INSTRUCTIONS FOR THE TASK: Reproduce the listing below verbatim.

^^^^^^^^

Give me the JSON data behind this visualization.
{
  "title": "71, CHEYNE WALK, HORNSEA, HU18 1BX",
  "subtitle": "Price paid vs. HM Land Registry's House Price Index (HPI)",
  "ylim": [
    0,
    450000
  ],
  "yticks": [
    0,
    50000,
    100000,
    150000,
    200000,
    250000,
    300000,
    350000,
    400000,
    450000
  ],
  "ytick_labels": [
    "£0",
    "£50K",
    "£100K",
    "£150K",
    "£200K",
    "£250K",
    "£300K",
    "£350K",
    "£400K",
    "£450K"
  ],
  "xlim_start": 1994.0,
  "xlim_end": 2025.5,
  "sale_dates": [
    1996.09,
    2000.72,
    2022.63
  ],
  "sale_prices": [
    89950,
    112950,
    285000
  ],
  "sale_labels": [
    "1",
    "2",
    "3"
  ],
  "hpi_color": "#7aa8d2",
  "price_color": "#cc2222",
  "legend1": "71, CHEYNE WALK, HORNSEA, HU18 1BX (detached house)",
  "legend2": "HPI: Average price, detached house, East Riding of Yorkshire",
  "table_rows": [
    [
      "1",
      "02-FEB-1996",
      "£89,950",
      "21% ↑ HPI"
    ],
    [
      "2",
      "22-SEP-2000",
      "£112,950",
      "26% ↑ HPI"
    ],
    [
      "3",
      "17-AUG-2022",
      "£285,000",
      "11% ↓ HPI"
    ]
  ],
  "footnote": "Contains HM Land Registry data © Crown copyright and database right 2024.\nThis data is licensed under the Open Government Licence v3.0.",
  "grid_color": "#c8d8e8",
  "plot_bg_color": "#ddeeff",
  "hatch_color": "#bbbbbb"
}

^^^^^^^^

RESPONSE:
Give me the JSON data behind this visualization.
{
  "title": "71, CHEYNE WALK, HORNSEA, HU18 1BX",
  "subtitle": "Price paid vs. HM Land Registry's House Price Index (HPI)",
  "ylim": [
    0,
    450000
  ],
  "yticks": [
    0,
    50000,
    100000,
    150000,
    200000,
    250000,
    300000,
    350000,
    400000,
    450000
  ],
  "ytick_labels": [
    "£0",
    "£50K",
    "£100K",
    "£150K",
    "£200K",
    "£250K",
    "£300K",
    "£350K",
    "£400K",
    "£450K"
  ],
  "xlim_start": 1994.0,
  "xlim_end": 2025.5,
  "sale_dates": [
    1996.09,
    2000.72,
    2022.63
  ],
  "sale_prices": [
    89950,
    112950,
    285000
  ],
  "sale_labels": [
    "1",
    "2",
    "3"
  ],
  "hpi_color": "#7aa8d2",
  "price_color": "#cc2222",
  "legend1": "71, CHEYNE WALK, HORNSEA, HU18 1BX (detached house)",
  "legend2": "HPI: Average price, detached house, East Riding of Yorkshire",
  "table_rows": [
    [
      "1",
      "02-FEB-1996",
      "£89,950",
      "21% ↑ HPI"
    ],
    [
      "2",
      "22-SEP-2000",
      "£112,950",
      "26% ↑ HPI"
    ],
    [
      "3",
      "17-AUG-2022",
      "£285,000",
      "11% ↓ HPI"
    ]
  ],
  "footnote": "Contains HM Land Registry data © Crown copyright and database right 2024.\nThis data is licensed under the Open Government Licence v3.0.",
  "grid_color": "#c8d8e8",
  "plot_bg_color": "#ddeeff",
  "hatch_color": "#bbbbbb"
}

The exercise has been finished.